SUPPLIED DATA:
+--

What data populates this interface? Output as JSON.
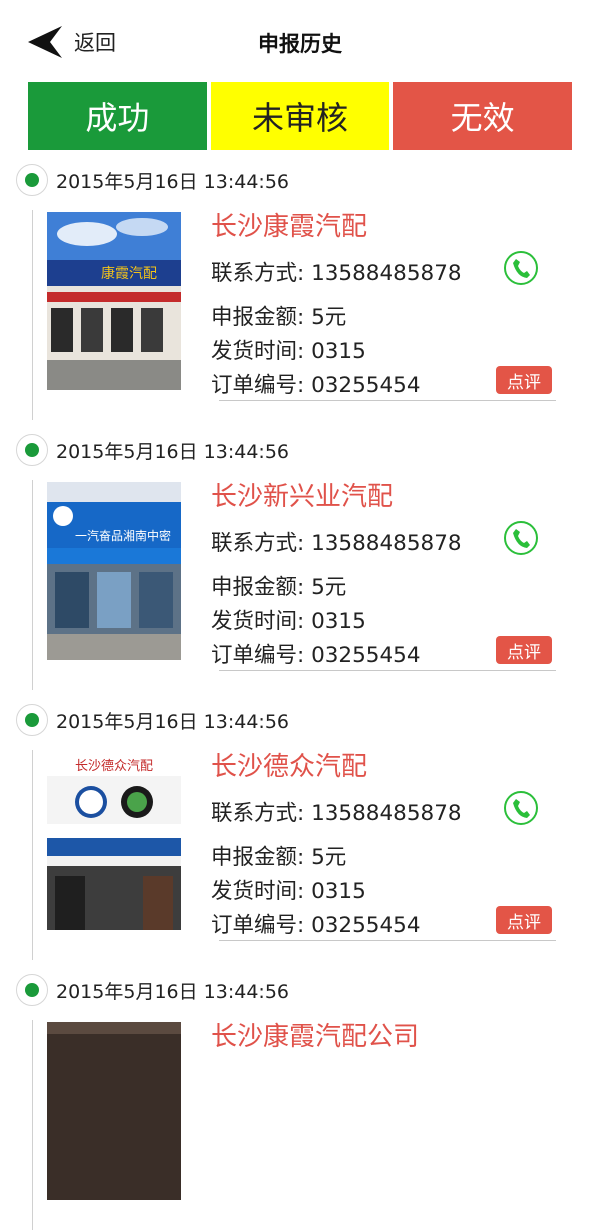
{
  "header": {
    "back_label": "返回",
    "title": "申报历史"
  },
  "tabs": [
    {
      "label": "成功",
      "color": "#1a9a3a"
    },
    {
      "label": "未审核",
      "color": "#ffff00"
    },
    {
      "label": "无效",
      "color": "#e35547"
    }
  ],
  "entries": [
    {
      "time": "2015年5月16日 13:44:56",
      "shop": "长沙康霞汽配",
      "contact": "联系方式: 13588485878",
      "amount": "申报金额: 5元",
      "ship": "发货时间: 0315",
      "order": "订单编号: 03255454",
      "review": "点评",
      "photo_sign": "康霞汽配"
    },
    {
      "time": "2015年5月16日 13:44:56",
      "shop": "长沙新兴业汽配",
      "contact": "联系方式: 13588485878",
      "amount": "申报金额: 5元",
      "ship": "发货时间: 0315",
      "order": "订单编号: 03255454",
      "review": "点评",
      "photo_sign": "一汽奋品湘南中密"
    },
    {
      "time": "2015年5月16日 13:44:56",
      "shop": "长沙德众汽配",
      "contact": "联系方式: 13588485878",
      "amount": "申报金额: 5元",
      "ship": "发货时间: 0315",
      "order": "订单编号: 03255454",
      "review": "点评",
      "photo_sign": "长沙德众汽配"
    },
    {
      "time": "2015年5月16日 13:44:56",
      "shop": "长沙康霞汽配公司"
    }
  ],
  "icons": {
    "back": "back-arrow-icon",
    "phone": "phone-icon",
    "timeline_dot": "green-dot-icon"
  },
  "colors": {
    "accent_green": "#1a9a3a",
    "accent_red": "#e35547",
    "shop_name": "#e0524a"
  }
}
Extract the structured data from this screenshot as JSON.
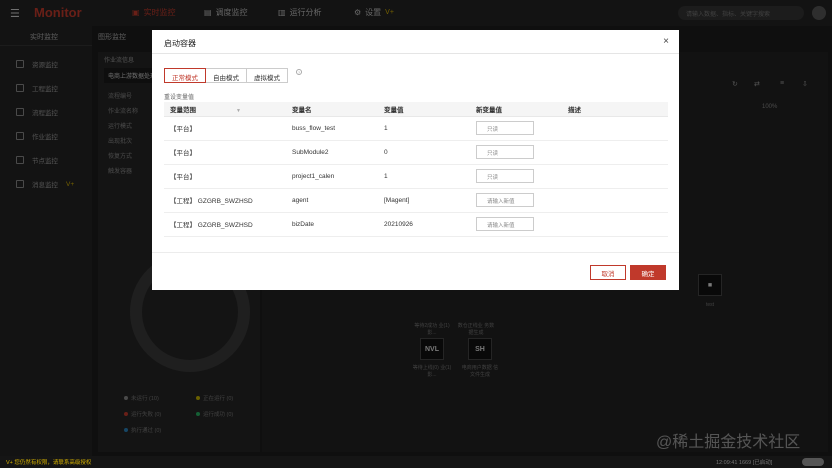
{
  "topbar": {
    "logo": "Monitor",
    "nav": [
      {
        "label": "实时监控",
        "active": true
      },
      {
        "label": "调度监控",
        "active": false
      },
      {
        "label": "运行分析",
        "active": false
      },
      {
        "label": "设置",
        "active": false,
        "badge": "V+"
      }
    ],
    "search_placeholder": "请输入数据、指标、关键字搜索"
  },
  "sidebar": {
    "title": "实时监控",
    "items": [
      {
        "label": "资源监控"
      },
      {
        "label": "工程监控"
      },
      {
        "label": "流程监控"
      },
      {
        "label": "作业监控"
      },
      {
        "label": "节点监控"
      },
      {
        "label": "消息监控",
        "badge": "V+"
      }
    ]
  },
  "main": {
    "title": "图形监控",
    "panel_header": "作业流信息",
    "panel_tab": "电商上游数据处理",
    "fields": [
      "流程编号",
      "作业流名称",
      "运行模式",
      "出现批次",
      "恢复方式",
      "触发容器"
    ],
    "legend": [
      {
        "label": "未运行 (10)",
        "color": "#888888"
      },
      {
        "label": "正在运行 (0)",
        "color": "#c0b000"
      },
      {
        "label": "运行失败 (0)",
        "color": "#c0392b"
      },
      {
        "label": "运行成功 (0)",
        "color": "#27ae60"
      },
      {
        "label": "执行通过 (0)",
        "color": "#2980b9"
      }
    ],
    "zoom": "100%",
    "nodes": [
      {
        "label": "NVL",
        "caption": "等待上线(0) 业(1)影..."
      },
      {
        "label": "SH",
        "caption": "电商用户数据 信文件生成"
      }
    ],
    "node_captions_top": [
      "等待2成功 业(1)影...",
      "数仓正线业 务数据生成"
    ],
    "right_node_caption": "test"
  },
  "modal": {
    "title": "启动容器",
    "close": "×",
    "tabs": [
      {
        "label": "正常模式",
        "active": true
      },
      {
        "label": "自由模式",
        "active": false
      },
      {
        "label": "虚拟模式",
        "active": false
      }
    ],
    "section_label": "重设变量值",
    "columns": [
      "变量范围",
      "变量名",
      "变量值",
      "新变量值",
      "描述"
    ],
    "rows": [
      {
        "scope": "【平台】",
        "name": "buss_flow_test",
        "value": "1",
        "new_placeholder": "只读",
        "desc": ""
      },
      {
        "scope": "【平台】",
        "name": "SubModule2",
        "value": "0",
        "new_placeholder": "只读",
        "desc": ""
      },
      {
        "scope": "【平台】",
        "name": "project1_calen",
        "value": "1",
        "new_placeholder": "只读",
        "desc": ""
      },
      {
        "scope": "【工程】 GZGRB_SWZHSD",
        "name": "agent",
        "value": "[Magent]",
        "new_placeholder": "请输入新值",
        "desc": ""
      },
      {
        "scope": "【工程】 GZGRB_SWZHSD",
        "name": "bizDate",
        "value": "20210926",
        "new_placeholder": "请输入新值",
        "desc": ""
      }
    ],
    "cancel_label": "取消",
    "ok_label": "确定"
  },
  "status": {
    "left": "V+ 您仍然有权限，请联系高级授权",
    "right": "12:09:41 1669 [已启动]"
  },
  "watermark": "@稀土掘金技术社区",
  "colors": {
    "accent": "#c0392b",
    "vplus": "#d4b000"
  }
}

+--

TASK BRIEF: Set down every record once more, word for word, without pictures.

FINISHED TASK:
What data populates this interface? Output as JSON.
{
  "header": {
    "back_label": "返回",
    "title": "申报历史"
  },
  "tabs": [
    {
      "label": "成功",
      "color": "#1a9a3a"
    },
    {
      "label": "未审核",
      "color": "#ffff00"
    },
    {
      "label": "无效",
      "color": "#e35547"
    }
  ],
  "entries": [
    {
      "time": "2015年5月16日 13:44:56",
      "shop": "长沙康霞汽配",
      "contact": "联系方式: 13588485878",
      "amount": "申报金额: 5元",
      "ship": "发货时间: 0315",
      "order": "订单编号: 03255454",
      "review": "点评",
      "photo_sign": "康霞汽配"
    },
    {
      "time": "2015年5月16日 13:44:56",
      "shop": "长沙新兴业汽配",
      "contact": "联系方式: 13588485878",
      "amount": "申报金额: 5元",
      "ship": "发货时间: 0315",
      "order": "订单编号: 03255454",
      "review": "点评",
      "photo_sign": "一汽奋品湘南中密"
    },
    {
      "time": "2015年5月16日 13:44:56",
      "shop": "长沙德众汽配",
      "contact": "联系方式: 13588485878",
      "amount": "申报金额: 5元",
      "ship": "发货时间: 0315",
      "order": "订单编号: 03255454",
      "review": "点评",
      "photo_sign": "长沙德众汽配"
    },
    {
      "time": "2015年5月16日 13:44:56",
      "shop": "长沙康霞汽配公司"
    }
  ],
  "icons": {
    "back": "back-arrow-icon",
    "phone": "phone-icon",
    "timeline_dot": "green-dot-icon"
  },
  "colors": {
    "accent_green": "#1a9a3a",
    "accent_red": "#e35547",
    "shop_name": "#e0524a"
  }
}
Extract the structured data from this screenshot as JSON.
{
  "topbar": {
    "logo": "Monitor",
    "nav": [
      {
        "label": "实时监控",
        "active": true
      },
      {
        "label": "调度监控",
        "active": false
      },
      {
        "label": "运行分析",
        "active": false
      },
      {
        "label": "设置",
        "active": false,
        "badge": "V+"
      }
    ],
    "search_placeholder": "请输入数据、指标、关键字搜索"
  },
  "sidebar": {
    "title": "实时监控",
    "items": [
      {
        "label": "资源监控"
      },
      {
        "label": "工程监控"
      },
      {
        "label": "流程监控"
      },
      {
        "label": "作业监控"
      },
      {
        "label": "节点监控"
      },
      {
        "label": "消息监控",
        "badge": "V+"
      }
    ]
  },
  "main": {
    "title": "图形监控",
    "panel_header": "作业流信息",
    "panel_tab": "电商上游数据处理",
    "fields": [
      "流程编号",
      "作业流名称",
      "运行模式",
      "出现批次",
      "恢复方式",
      "触发容器"
    ],
    "legend": [
      {
        "label": "未运行 (10)",
        "color": "#888888"
      },
      {
        "label": "正在运行 (0)",
        "color": "#c0b000"
      },
      {
        "label": "运行失败 (0)",
        "color": "#c0392b"
      },
      {
        "label": "运行成功 (0)",
        "color": "#27ae60"
      },
      {
        "label": "执行通过 (0)",
        "color": "#2980b9"
      }
    ],
    "zoom": "100%",
    "nodes": [
      {
        "label": "NVL",
        "caption": "等待上线(0) 业(1)影..."
      },
      {
        "label": "SH",
        "caption": "电商用户数据 信文件生成"
      }
    ],
    "node_captions_top": [
      "等待2成功 业(1)影...",
      "数仓正线业 务数据生成"
    ],
    "right_node_caption": "test"
  },
  "modal": {
    "title": "启动容器",
    "close": "×",
    "tabs": [
      {
        "label": "正常模式",
        "active": true
      },
      {
        "label": "自由模式",
        "active": false
      },
      {
        "label": "虚拟模式",
        "active": false
      }
    ],
    "section_label": "重设变量值",
    "columns": [
      "变量范围",
      "变量名",
      "变量值",
      "新变量值",
      "描述"
    ],
    "rows": [
      {
        "scope": "【平台】",
        "name": "buss_flow_test",
        "value": "1",
        "new_placeholder": "只读",
        "desc": ""
      },
      {
        "scope": "【平台】",
        "name": "SubModule2",
        "value": "0",
        "new_placeholder": "只读",
        "desc": ""
      },
      {
        "scope": "【平台】",
        "name": "project1_calen",
        "value": "1",
        "new_placeholder": "只读",
        "desc": ""
      },
      {
        "scope": "【工程】 GZGRB_SWZHSD",
        "name": "agent",
        "value": "[Magent]",
        "new_placeholder": "请输入新值",
        "desc": ""
      },
      {
        "scope": "【工程】 GZGRB_SWZHSD",
        "name": "bizDate",
        "value": "20210926",
        "new_placeholder": "请输入新值",
        "desc": ""
      }
    ],
    "cancel_label": "取消",
    "ok_label": "确定"
  },
  "status": {
    "left": "V+ 您仍然有权限，请联系高级授权",
    "right": "12:09:41 1669 [已启动]"
  },
  "watermark": "@稀土掘金技术社区",
  "colors": {
    "accent": "#c0392b",
    "vplus": "#d4b000"
  }
}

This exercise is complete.